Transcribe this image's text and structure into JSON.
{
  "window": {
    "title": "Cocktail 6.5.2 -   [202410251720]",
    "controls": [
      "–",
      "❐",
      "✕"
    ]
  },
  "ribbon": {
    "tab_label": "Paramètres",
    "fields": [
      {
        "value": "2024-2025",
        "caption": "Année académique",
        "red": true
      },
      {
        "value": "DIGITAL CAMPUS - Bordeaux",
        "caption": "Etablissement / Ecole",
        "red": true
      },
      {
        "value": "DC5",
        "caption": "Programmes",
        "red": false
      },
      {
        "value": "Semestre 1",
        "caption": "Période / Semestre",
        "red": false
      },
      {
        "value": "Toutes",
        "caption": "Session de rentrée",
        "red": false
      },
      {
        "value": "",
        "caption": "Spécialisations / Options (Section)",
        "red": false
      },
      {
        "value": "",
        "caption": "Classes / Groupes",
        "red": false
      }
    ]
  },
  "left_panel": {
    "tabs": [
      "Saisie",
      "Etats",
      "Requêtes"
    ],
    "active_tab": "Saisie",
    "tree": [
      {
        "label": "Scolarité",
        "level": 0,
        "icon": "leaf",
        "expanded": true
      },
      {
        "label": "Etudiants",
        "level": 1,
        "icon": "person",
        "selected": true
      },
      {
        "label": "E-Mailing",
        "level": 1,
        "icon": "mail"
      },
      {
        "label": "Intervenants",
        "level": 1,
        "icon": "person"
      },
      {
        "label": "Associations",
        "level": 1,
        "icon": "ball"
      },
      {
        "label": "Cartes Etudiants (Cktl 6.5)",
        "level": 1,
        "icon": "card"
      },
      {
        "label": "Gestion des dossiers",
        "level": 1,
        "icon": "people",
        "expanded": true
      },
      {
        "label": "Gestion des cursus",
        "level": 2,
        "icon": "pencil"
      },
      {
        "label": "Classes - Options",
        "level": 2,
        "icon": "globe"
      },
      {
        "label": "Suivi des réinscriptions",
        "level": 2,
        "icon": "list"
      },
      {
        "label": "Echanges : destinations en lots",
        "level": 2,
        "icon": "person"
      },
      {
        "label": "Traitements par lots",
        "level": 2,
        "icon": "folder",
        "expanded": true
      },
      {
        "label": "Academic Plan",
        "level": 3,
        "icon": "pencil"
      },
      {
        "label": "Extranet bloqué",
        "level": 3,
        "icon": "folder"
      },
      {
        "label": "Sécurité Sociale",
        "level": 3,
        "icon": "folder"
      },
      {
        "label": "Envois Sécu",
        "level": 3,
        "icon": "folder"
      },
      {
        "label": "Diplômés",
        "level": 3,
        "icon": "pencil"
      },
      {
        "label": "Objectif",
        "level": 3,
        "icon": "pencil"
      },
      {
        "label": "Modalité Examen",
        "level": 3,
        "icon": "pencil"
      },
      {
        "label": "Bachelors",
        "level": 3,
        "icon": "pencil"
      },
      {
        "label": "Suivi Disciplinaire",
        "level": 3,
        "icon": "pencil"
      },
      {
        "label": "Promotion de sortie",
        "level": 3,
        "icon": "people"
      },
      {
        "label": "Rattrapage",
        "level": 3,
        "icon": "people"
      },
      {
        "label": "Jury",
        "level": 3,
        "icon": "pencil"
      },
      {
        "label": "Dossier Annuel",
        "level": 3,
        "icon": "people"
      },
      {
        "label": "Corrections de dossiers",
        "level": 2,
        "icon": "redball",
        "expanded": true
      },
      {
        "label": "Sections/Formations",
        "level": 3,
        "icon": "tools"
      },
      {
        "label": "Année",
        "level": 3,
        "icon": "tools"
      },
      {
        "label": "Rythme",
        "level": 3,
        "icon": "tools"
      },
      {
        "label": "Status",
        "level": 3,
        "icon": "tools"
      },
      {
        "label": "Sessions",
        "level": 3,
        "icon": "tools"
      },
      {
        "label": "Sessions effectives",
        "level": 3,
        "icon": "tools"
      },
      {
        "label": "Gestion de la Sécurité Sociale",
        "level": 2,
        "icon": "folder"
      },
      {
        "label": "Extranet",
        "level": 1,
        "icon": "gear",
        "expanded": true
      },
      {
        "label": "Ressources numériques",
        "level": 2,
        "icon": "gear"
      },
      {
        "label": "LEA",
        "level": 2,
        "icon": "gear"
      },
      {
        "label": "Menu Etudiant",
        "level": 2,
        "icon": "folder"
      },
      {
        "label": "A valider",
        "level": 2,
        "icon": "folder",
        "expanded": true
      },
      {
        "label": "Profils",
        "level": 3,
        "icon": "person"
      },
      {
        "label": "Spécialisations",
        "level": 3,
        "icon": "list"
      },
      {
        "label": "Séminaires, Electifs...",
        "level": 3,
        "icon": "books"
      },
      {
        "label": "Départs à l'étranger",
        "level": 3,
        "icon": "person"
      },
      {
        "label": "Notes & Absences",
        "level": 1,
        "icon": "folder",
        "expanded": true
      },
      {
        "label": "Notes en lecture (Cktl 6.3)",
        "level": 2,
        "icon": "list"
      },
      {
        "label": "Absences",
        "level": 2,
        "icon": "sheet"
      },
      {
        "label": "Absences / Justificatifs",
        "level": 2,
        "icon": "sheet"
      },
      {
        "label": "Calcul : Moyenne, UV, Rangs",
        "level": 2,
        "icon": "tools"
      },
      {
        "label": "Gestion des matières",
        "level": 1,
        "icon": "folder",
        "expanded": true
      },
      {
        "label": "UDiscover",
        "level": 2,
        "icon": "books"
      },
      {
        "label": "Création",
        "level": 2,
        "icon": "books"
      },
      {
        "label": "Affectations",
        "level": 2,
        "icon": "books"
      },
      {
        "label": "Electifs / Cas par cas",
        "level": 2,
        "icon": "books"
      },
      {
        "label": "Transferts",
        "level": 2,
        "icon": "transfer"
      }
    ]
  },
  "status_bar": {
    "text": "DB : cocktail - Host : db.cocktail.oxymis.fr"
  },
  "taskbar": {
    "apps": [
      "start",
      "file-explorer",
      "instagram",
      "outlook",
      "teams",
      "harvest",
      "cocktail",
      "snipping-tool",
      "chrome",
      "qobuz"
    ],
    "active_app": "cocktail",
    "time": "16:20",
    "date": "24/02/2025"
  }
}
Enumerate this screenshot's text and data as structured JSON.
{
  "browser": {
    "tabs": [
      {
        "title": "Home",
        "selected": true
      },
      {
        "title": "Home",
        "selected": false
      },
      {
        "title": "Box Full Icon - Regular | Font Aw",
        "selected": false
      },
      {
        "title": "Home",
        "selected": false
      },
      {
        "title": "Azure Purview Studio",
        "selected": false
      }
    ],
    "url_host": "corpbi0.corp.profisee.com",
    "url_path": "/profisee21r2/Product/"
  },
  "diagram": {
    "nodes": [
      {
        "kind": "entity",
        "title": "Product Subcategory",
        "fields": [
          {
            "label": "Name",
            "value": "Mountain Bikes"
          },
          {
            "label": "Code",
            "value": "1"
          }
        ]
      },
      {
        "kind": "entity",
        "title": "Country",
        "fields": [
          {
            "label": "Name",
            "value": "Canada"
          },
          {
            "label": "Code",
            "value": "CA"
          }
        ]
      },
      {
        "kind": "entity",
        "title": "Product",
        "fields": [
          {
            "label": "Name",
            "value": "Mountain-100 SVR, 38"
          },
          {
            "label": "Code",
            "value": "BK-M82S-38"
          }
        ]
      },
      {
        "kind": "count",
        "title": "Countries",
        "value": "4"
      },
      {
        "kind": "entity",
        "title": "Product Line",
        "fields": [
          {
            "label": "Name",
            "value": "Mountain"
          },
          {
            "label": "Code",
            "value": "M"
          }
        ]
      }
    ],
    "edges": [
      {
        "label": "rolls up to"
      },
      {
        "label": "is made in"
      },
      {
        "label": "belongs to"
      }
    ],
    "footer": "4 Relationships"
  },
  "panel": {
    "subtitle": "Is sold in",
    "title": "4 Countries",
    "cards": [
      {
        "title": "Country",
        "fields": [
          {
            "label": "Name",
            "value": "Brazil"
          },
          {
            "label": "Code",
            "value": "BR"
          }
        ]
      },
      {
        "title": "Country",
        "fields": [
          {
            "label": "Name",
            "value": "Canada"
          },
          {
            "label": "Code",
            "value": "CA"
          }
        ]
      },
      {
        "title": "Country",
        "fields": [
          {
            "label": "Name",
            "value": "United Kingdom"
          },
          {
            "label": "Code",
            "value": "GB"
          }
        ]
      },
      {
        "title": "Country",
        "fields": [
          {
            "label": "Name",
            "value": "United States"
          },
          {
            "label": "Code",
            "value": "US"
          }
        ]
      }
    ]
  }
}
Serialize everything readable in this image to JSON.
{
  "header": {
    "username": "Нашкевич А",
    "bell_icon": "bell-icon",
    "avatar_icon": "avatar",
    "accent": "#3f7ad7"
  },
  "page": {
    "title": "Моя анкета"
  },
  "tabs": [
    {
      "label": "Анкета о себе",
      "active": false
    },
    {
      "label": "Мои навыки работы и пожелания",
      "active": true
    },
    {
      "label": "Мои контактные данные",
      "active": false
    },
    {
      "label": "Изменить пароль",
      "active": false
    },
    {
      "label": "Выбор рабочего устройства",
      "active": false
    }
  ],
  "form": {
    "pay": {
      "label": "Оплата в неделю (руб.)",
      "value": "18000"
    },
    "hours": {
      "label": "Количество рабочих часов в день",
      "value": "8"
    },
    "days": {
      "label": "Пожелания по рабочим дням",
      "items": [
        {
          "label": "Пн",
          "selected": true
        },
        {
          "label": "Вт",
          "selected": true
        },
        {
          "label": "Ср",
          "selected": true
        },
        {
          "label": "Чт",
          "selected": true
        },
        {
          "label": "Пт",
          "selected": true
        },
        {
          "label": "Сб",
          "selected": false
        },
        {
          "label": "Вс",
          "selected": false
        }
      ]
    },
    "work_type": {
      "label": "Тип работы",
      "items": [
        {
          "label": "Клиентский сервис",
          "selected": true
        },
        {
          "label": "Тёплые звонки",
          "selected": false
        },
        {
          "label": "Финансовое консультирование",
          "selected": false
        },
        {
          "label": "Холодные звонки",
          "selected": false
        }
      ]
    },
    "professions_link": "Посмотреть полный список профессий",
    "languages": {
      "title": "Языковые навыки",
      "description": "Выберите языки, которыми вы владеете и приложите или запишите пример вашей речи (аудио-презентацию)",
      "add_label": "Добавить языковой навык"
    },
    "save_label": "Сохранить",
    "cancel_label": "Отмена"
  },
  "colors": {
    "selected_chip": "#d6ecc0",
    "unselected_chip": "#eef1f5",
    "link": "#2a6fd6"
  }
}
____
*TASK TO COMPLETE*
Where a line of the data holds "lots", show that line.

*COMPLETED EXERCISE*
        "label": "Echanges : destinations en lots",
        "label": "Traitements par lots",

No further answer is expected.